### What you should do:
Find every line of the listing below where "object" appears, and copy it.

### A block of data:
--------------------------------------------------
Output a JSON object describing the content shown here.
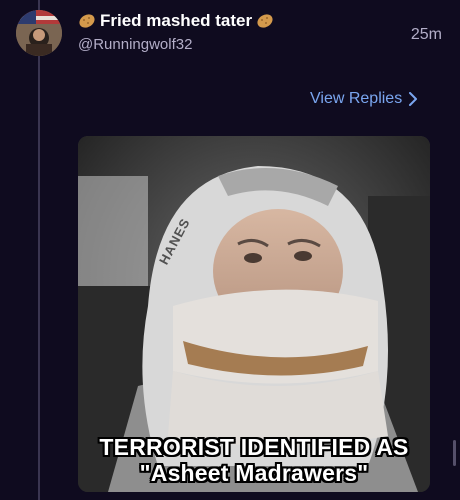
{
  "post": {
    "display_name": "Fried mashed tater",
    "name_icon": "potato-icon",
    "handle": "@Runningwolf32",
    "timestamp": "25m"
  },
  "actions": {
    "view_replies_label": "View Replies",
    "view_replies_icon": "chevron-right-icon"
  },
  "media": {
    "description_icon": "meme-image",
    "brand_text": "HANES",
    "caption_line1": "TERRORIST IDENTIFIED AS",
    "caption_line2": "\"Asheet Madrawers\""
  },
  "colors": {
    "background": "#0f0b1f",
    "accent_link": "#7aa6f0",
    "muted_text": "#b3aec8",
    "thread_line": "#3a3550"
  }
}
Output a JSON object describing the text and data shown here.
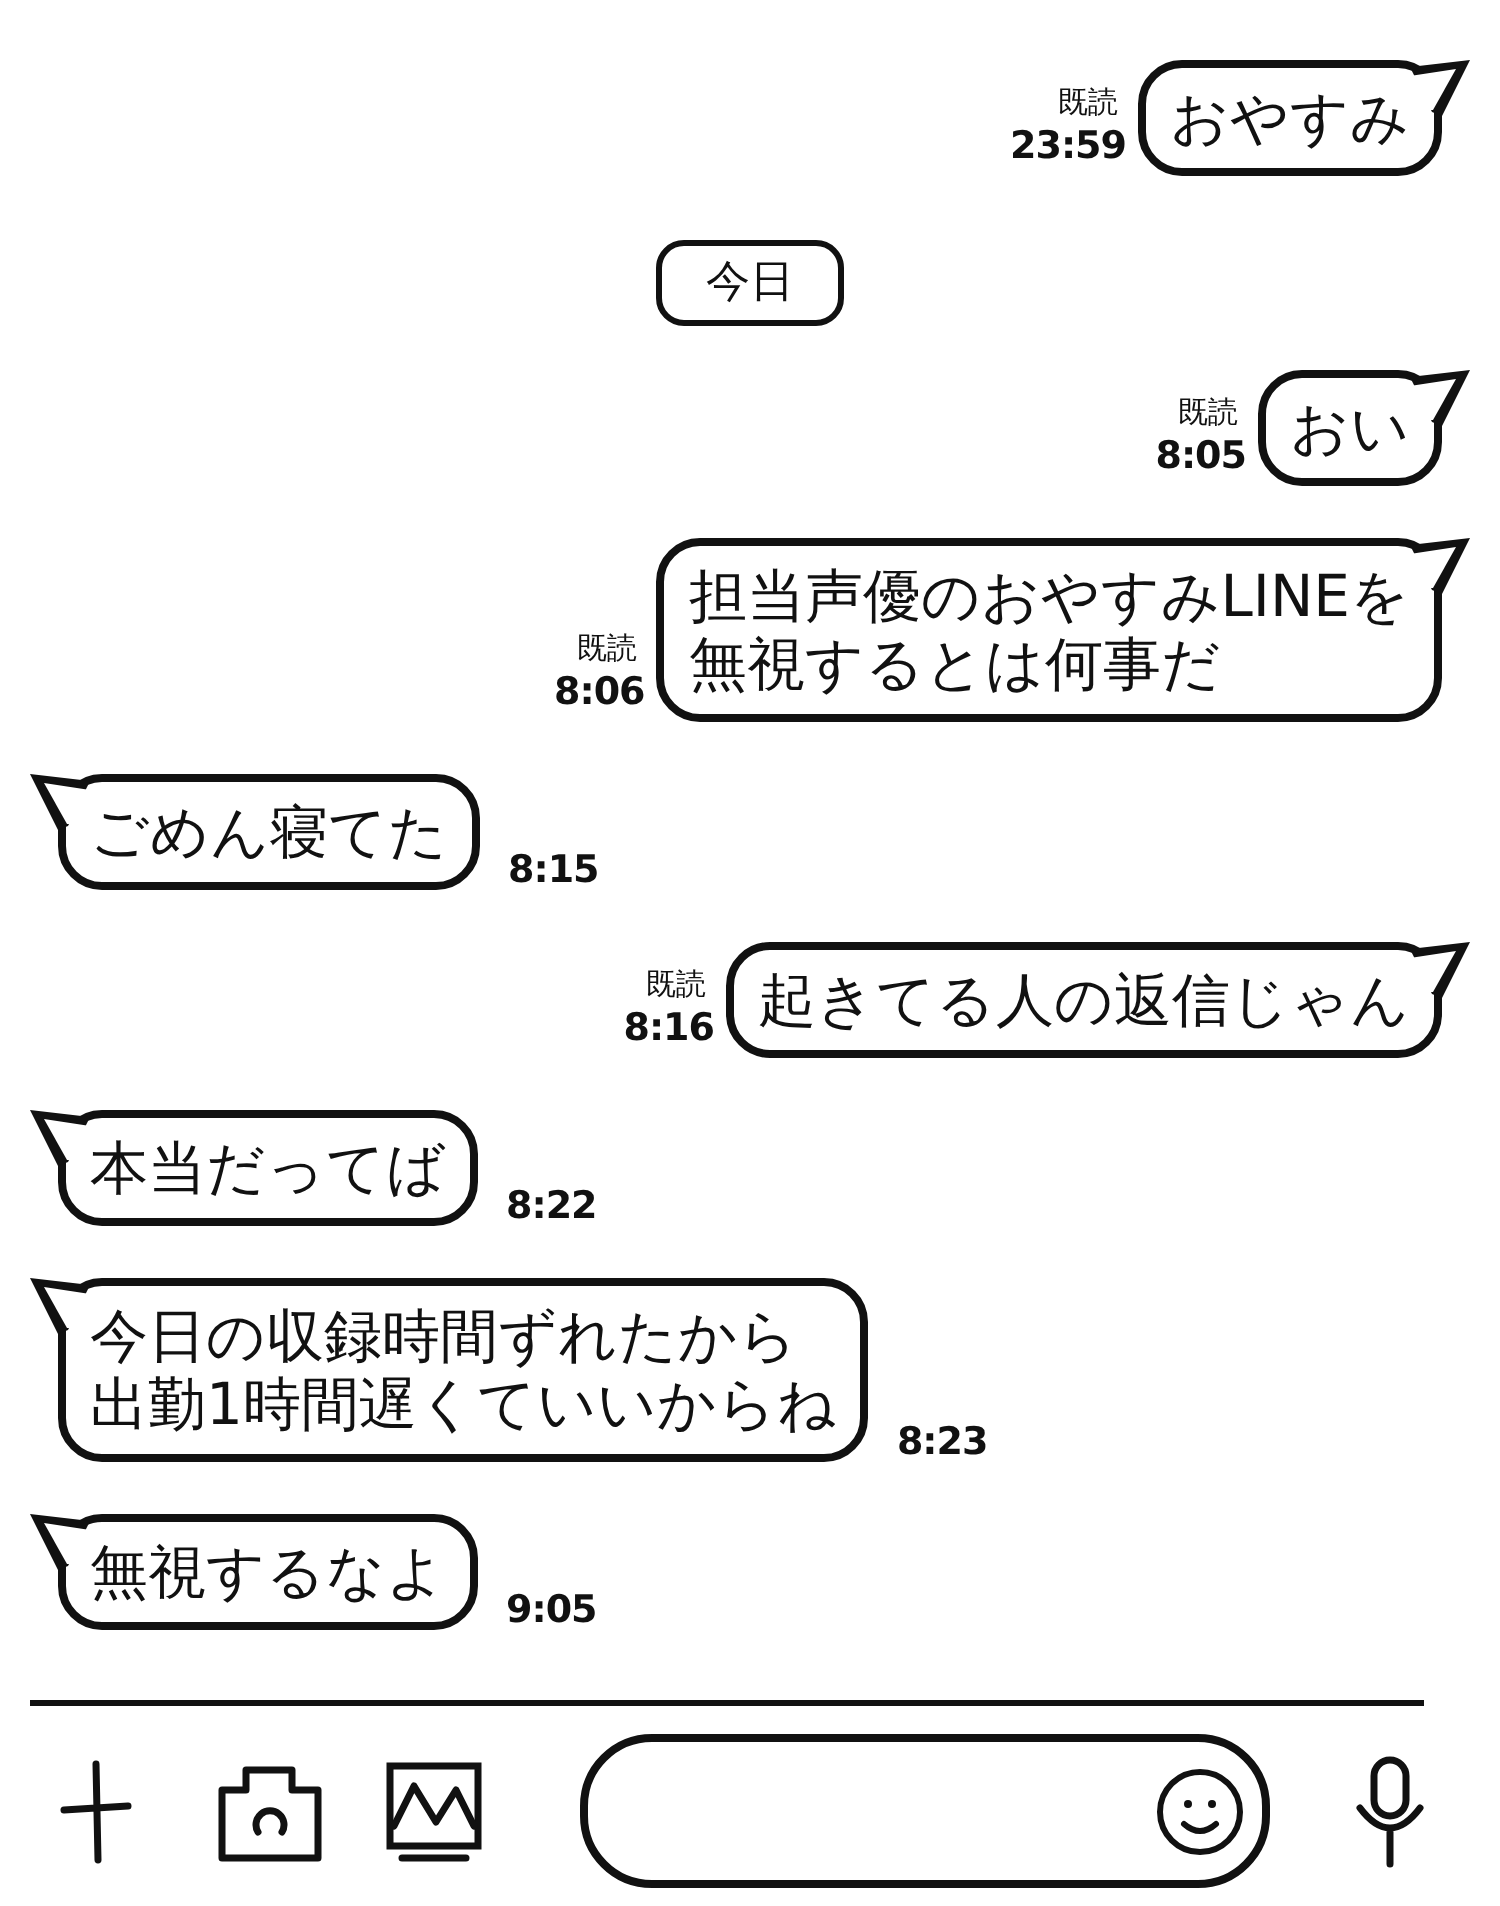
{
  "messages": [
    {
      "kind": "outgoing",
      "lines": [
        "おやすみ"
      ],
      "read_label": "既読",
      "time": "23:59"
    },
    {
      "kind": "date",
      "text": "今日"
    },
    {
      "kind": "outgoing",
      "lines": [
        "おい"
      ],
      "read_label": "既読",
      "time": "8:05"
    },
    {
      "kind": "outgoing",
      "lines": [
        "担当声優のおやすみLINEを",
        "無視するとは何事だ"
      ],
      "read_label": "既読",
      "time": "8:06"
    },
    {
      "kind": "incoming",
      "lines": [
        "ごめん寝てた"
      ],
      "time": "8:15"
    },
    {
      "kind": "outgoing",
      "lines": [
        "起きてる人の返信じゃん"
      ],
      "read_label": "既読",
      "time": "8:16"
    },
    {
      "kind": "incoming",
      "lines": [
        "本当だってば"
      ],
      "time": "8:22"
    },
    {
      "kind": "incoming",
      "lines": [
        "今日の収録時間ずれたから",
        "出勤1時間遅くていいからね"
      ],
      "time": "8:23"
    },
    {
      "kind": "incoming",
      "lines": [
        "無視するなよ"
      ],
      "time": "9:05"
    }
  ]
}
--------------------------------------------------
### Exercise response:
Output a JSON object describing the content shown here.
Output a JSON object describing the text and data shown here.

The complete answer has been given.